> [Objetivos]:
a - Responde estas preguntas con lo que dice el texto sobre Dieguito:
(i) ¿A qué país viajó Fisbein para que animaran la caricatura?
(ii) ¿Cuánto duraba cada uno de los cortos educativos?
(iii) ¿En qué año concluyó el trabajo?
b - Por favor, prosigue el texto sobre Dieguito a partir de su última oración.

> [Fragmento del texto]:
Sin embargo, hubo que esperar varios años para que Dieguito viera la luz. En ese entonces no había en Argentina un estudio de animación y Fisbein viajó a Brasil para que Mauricio De Souza, un conocido historietista brasilero que ya había hecho lo propio con Pelé, le diera vida a la caricatura. Dibujó una primera versión y prometió hacer el lanzamiento, pero eso jamás ocurrió, pese a las versiones que circulan en Internet.
Así es que Fisbein resolvió montar su propio estudio en Argentina: dibujó su propia versión del personaje, compuso una melodía pegadiza y produjo él sólo una serie de cortos con fines educativos de un minuto de duración. “Lo que se llamaba ‘bien público’”, dice. “Había un Dieguito que explicaba ecología. Otro Dieguito que enseñaba a lavarse los dientes antes de irse a dormir. En otro corto enseñaba deportes alternativos: atletismo, natación y gimnasia. Incluso hice un Dieguito jugando al básquet, porque se venía el Campeonato Mundial”. Para el año en que concluyó el trabajo —1987—, la fama de Dieguito se había disparado ostensiblemente: ya no era la joven promesa, sino el héroe consumado del Mundial de México. “Era campeón del mundo, el tipo que le había hecho el gol a los ingleses… Era Gardel”. Fisbein no sólo había tenido la previsión del empresario, sino también la clarividencia del cazatalentos.

> [Datos proporcionados]:

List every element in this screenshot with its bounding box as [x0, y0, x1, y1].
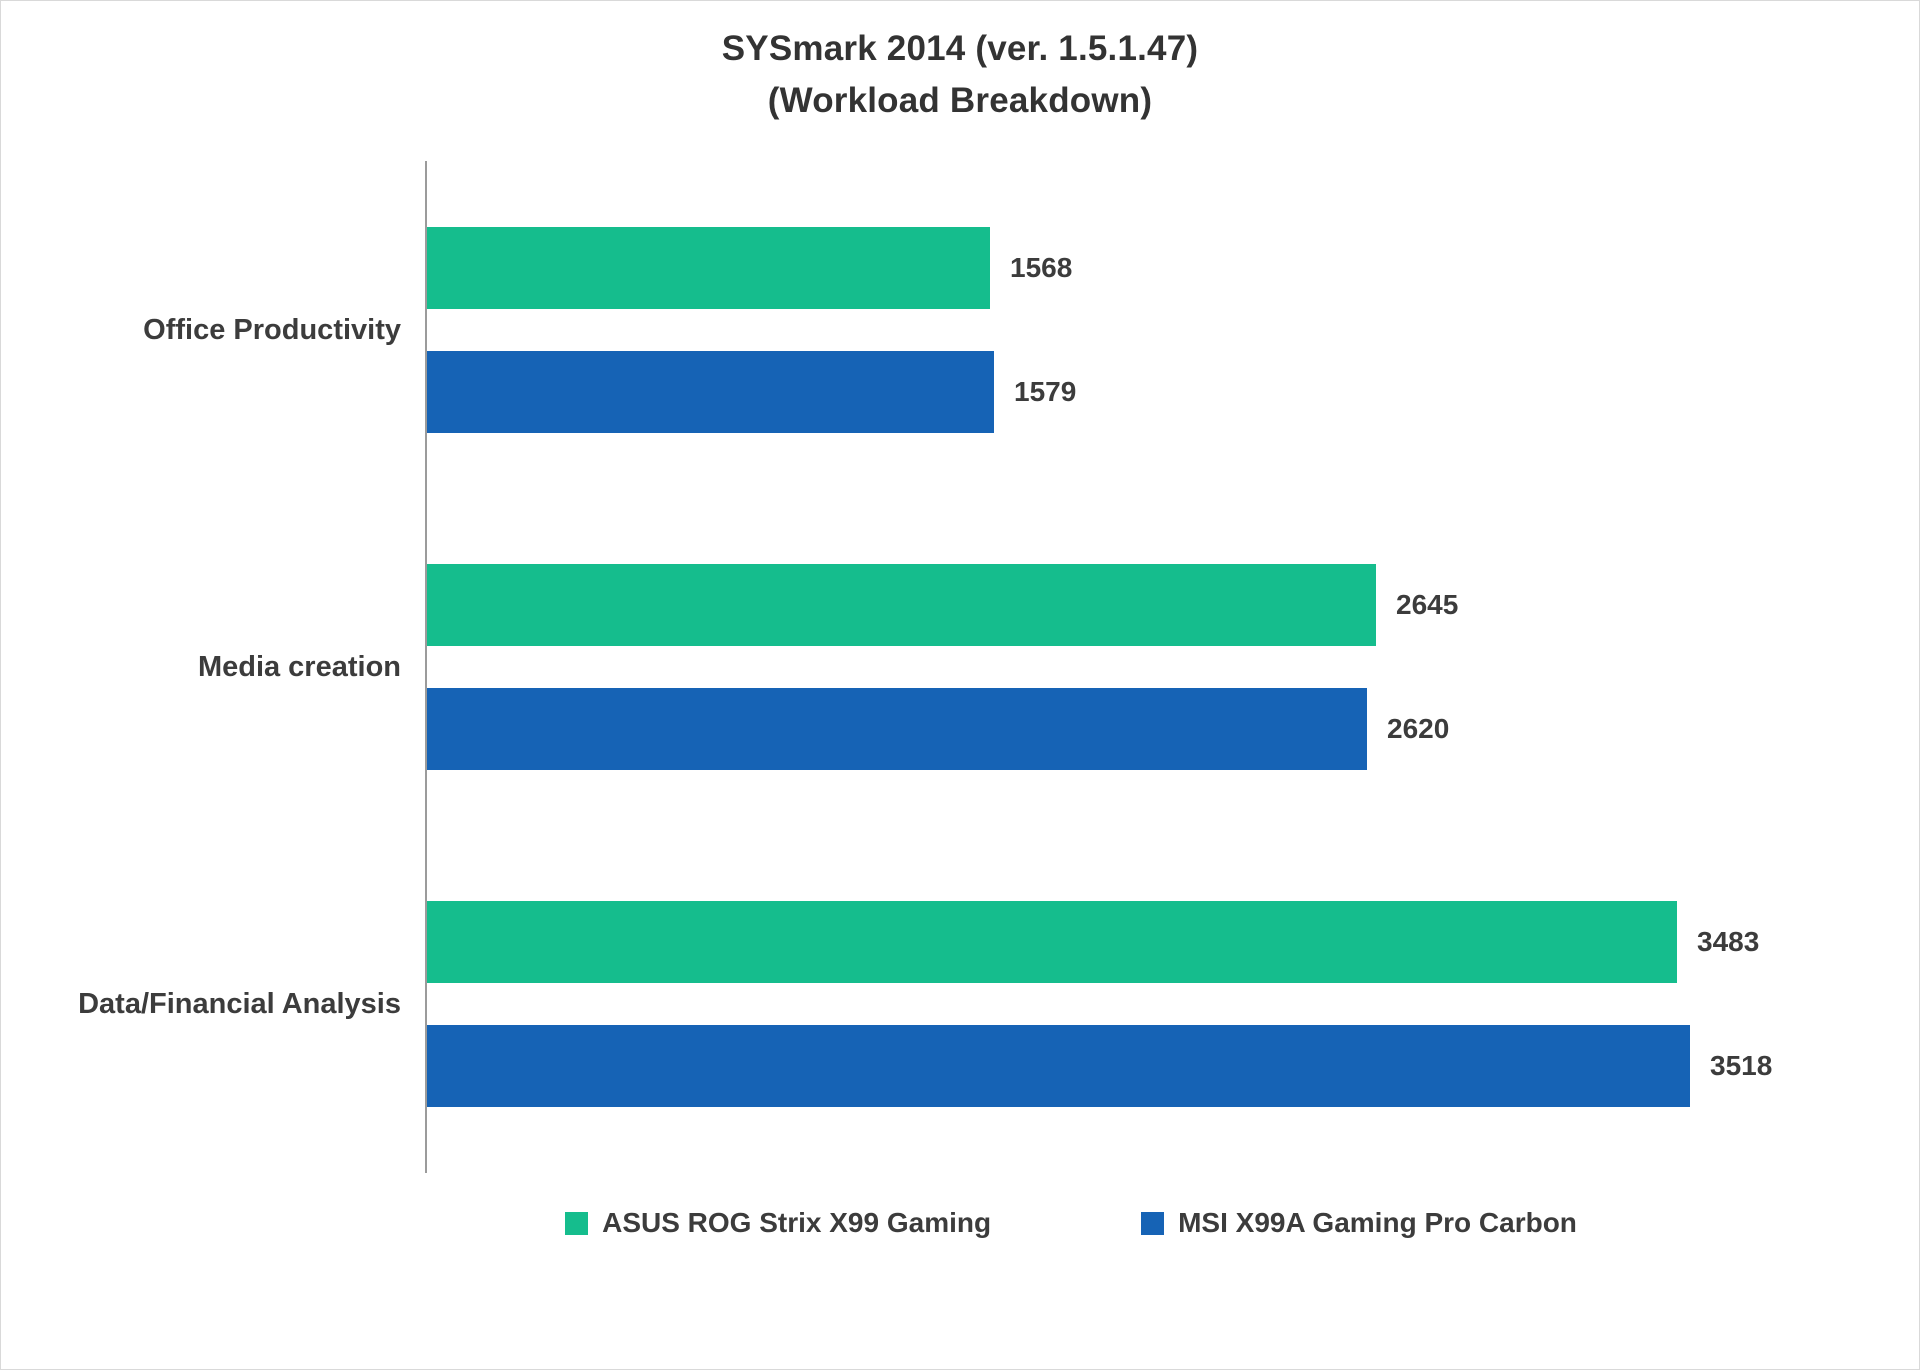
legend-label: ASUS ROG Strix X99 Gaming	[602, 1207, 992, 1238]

> [Resultados por tarea]:
a -
(i) Brasil.
(ii) Un minuto.
(iii) 1987.

b -
Restaba, solamente, encontrar un auspiciante. Jorge Fisbein tocó la puerta del departamento de marketing de Bagley, que por entonces estaba al borde de la quiebra y a punto de llamar a concurso de acreedores. Tuvo suerte. El gerente general de la empresa, Jorge Lorenzo, tenía pasado de futbolista (“había jugado de 9 en Excursionistas”) y comprendió el potencial de Dieguito. Porque “ahora parece una boludez” —dice Fisbein—, pero en ese entonces “un jugador de fútbol era mal visto”. “Hoy se matarían para hacer lo mismo con Messi. En esa época no entendían nada”.
El directorio de Bagley “estaba llenos de viejos” renuentes a la figura de Dieguito, pero la crítica situación económica que atravesaba la empresa no les dejó otra alternativa que aceptar la propuesta. Lanzaron una línea de productos con la imagen de Dieguito Maradona: chicles, chupetines y, entre otras cosas, un alfajor de chocolate blanco con envoltorio azul, y otro de chocolate negro con envoltorio rojo y franjas doradas, y entonces comenzaron a auspiciar los cortos educativos de Dieguito. No fueron los únicos: Dieguito llegó a ser auspiciado por el termo Lumilagro y hasta por las sábanas Grafa. Por medio de ese aporte económico Fisbein Producciones lograba colocar los microprogramas en las tandas publicitarias de Canal 9, Canal 11, Canal 7 y en la mayoría de los canales de antena abierta del Interior.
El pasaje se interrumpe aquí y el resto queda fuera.